§ **QUOTED TEXT**:
The teaching assistant (TA) support structure was changed to increase the accuracy of test marking and amount of support offered to the students. Each of four TAs was assigned two sections of the course in which to become experts. In these two areas they attended lectures, read assigned readings, answered e-mails on their topics, monitored a web bulletin board, and ran question and answer discussion sessions. To assess our success, TA and professor time allocation for specific duties was recorded, marking accuracy was assessed, and student feedback was solicited regarding different aspects of their satisfaction with the course.
| METHODS |
|---|
|
|
|---|
General course structure.
Lectures were given every morning on Monday, Wednesday, and Friday for 50 min and Tuesday and Thursday for 80 min. Because of the compact nature of the course, the volume of information was reduced to the delivery of the appropriate information needed to be able to integrate individual systems and, ultimately, by the end of the course, to integrate systems. The course was separated into eight subject sections: 1) communication (principles), 2) communication (central nervous system), 3) communication (hormonal), 4) gastrointestinal tract, 5) blood flow (heart and vasculature), 6) blood flow (kidney), 7) blood gases (respiration), and 8) integration. Each section consisted of lectures that were designed to deliver content followed by lectures that integrated and used this content in common physiological experiences. For example, students constructed all the elements of a polysynaptic reflex after the lecture series on communication principles that included the content on membrane potential, action potentials, muscle contraction, etc. The focus of the whole section was to consider the elements of communication required in the reflex initiated when stepping on a tack. Similar approaches were taken for each section of the course. As the complexity of systems grew throughout the course, data from human simulation computer programs were brought to class for interpretation and discussion.
Long-answer, "free-style" tests and exams were used to test for content and integration of material (including problem solving). These tests were not classified as essay examinations because writing style, sentence structure, grammar, etc., were not being assessed, and the use of point form, diagrams, and graphs were encouraged to get across relationships, ideas, and arguments. Three tests and a final exam were given after each pair of sections: test 1 on sections 1 and 2, test 2 on sections 3 and 4, and test 3 on sections 5 and 6, at 3-wk intervals. The final exam covered sections 7 and 8. Tests consisted of 3 questions worth 10 marks each, and students were allowed 80 min to write (or take) each test. The final exam consisted of five questions with 120 min to write. Students were given a choice regarding the questions they could answer. Students were given legal-size paper to write their answers and were not limited to the amount of paper used per question.
Tests 1 and 2 were worth 15% of students final mark, test 3 was worth 20% of the final mark, and the final exam was worth 50%. Each of tests 1, 2, and 3 were optional; the final exam was mandatory. Students were strongly encouraged to write test 1. To encourage this, students were allowed to drop their mark for test 1 before writing (or taking) test 2. Students were also strongly encouraged to write tests 2 and 3. If students handed in test 2 or 3 at the end of the test period and the test was marked, then they were not allowed to drop their mark but students were allowed to write any test and not hand it in. They could bring their paper in for review and feedback after the test answers were posted. The weighting of any test dropped or not written was added to the weighting of the final exam; therefore, students could have a final exam worth from 50% to 100% of their final mark depending on what they chose to do during the semester.

[Spatial layout records]
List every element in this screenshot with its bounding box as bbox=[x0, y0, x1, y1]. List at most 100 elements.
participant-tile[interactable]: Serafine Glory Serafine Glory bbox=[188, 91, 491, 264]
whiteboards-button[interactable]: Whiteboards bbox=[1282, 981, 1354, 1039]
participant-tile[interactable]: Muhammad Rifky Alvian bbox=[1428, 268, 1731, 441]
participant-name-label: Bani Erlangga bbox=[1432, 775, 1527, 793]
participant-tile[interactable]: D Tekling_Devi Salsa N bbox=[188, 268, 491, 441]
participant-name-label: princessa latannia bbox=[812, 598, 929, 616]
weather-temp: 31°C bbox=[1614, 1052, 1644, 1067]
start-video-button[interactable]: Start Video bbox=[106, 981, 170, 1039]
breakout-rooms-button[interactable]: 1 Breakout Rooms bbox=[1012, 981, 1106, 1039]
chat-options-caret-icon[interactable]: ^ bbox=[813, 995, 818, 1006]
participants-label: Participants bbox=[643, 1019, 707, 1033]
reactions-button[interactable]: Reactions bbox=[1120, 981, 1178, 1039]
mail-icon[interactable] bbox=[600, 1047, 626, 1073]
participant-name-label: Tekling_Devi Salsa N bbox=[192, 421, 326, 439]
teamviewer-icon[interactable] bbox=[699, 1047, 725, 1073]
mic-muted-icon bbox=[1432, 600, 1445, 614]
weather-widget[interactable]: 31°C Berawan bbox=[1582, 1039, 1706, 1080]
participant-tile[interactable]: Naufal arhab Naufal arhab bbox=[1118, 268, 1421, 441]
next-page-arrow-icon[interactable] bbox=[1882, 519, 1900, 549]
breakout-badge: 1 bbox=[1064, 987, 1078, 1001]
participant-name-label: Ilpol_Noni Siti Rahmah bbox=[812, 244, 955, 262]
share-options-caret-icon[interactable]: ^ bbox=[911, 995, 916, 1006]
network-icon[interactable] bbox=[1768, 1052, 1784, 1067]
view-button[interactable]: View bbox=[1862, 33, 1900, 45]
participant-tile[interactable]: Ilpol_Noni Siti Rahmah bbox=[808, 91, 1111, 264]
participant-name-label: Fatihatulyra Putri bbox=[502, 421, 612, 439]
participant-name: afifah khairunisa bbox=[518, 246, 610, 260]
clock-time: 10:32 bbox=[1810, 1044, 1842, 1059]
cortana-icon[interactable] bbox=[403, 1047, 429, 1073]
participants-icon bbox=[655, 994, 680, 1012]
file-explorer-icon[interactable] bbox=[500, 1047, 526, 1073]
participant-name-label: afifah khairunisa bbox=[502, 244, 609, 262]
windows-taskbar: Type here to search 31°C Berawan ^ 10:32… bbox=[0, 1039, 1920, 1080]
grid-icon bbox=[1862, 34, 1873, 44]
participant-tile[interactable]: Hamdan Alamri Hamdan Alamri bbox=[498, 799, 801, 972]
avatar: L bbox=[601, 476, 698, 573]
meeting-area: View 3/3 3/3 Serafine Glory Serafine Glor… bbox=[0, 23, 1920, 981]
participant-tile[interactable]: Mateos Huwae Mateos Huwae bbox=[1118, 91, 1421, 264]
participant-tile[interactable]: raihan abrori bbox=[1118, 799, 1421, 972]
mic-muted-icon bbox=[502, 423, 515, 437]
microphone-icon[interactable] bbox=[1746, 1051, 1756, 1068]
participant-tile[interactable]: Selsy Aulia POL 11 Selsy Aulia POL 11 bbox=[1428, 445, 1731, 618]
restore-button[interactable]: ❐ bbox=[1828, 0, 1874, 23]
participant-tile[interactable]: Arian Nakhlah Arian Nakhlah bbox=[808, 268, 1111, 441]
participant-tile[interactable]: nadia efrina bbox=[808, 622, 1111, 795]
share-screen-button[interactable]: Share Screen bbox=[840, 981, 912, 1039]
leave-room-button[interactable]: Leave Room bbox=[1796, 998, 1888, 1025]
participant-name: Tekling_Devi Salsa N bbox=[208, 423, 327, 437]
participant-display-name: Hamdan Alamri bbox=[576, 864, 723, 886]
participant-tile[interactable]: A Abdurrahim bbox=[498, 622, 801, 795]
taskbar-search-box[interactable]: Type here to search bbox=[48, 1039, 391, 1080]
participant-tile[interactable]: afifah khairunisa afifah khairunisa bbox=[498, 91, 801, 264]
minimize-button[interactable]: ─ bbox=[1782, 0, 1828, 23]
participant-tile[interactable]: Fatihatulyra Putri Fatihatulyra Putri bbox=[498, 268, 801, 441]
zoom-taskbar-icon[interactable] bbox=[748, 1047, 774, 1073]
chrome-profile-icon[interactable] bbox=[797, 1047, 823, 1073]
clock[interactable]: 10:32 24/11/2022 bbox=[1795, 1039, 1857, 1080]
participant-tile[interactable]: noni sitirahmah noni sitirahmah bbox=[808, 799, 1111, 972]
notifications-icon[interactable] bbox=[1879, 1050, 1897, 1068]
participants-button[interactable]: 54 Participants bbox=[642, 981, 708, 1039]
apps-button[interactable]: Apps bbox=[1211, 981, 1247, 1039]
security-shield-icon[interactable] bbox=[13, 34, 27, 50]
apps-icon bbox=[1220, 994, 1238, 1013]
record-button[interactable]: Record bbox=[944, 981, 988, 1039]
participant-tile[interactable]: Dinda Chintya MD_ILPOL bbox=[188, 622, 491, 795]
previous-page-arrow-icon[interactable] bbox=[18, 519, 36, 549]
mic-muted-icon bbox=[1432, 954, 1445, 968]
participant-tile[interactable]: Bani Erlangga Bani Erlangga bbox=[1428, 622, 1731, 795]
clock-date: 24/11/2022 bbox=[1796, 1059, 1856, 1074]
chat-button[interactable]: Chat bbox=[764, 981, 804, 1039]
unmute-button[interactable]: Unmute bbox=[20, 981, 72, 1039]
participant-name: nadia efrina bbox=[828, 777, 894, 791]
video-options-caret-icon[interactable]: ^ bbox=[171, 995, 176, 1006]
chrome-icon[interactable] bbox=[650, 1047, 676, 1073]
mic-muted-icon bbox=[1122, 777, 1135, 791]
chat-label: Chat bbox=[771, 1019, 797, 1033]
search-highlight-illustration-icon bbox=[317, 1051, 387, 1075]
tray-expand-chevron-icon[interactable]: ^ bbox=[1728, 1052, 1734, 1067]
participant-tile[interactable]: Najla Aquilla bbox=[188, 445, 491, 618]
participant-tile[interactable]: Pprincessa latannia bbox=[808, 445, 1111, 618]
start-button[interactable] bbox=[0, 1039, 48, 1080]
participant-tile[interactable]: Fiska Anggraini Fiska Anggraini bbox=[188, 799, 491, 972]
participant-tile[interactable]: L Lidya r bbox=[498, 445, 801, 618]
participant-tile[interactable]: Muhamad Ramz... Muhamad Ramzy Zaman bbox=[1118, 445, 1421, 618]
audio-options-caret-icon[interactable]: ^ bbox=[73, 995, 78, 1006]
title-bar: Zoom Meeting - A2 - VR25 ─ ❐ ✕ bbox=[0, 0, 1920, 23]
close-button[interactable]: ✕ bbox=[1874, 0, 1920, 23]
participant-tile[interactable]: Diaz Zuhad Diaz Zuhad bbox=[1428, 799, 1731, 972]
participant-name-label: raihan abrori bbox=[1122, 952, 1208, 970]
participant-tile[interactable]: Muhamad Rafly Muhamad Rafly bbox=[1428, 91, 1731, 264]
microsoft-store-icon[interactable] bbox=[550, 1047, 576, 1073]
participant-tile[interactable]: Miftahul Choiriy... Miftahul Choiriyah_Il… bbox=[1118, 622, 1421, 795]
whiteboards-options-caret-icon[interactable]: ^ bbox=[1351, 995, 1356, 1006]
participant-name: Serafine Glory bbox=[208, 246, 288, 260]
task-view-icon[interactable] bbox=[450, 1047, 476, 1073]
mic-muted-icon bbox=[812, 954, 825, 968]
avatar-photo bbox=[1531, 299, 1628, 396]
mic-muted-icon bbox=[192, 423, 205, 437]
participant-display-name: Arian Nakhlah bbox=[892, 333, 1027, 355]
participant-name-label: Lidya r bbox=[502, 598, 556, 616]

§ **TASK SET**:
• 1. Print the course description between "The teaching assistant" and "with the course.", inclusive.
• 2. According to the course description, how much time did students have to write the final exam?
The records aren't needed here.

§ **ANSWER LIST**:
• 1.
The teaching assistant (TA) support structure was changed to increase the accuracy of test marking and amount of support offered to the students. Each of four TAs was assigned two sections of the course in which to become experts. In these two areas they attended lectures, read assigned readings, answered e-mails on their topics, monitored a web bulletin board, and ran question and answer discussion sessions. To assess our success, TA and professor time allocation for specific duties was recorded, marking accuracy was assessed, and student feedback was solicited regarding different aspects of their satisfaction with the course.

• 2. 120 minutes.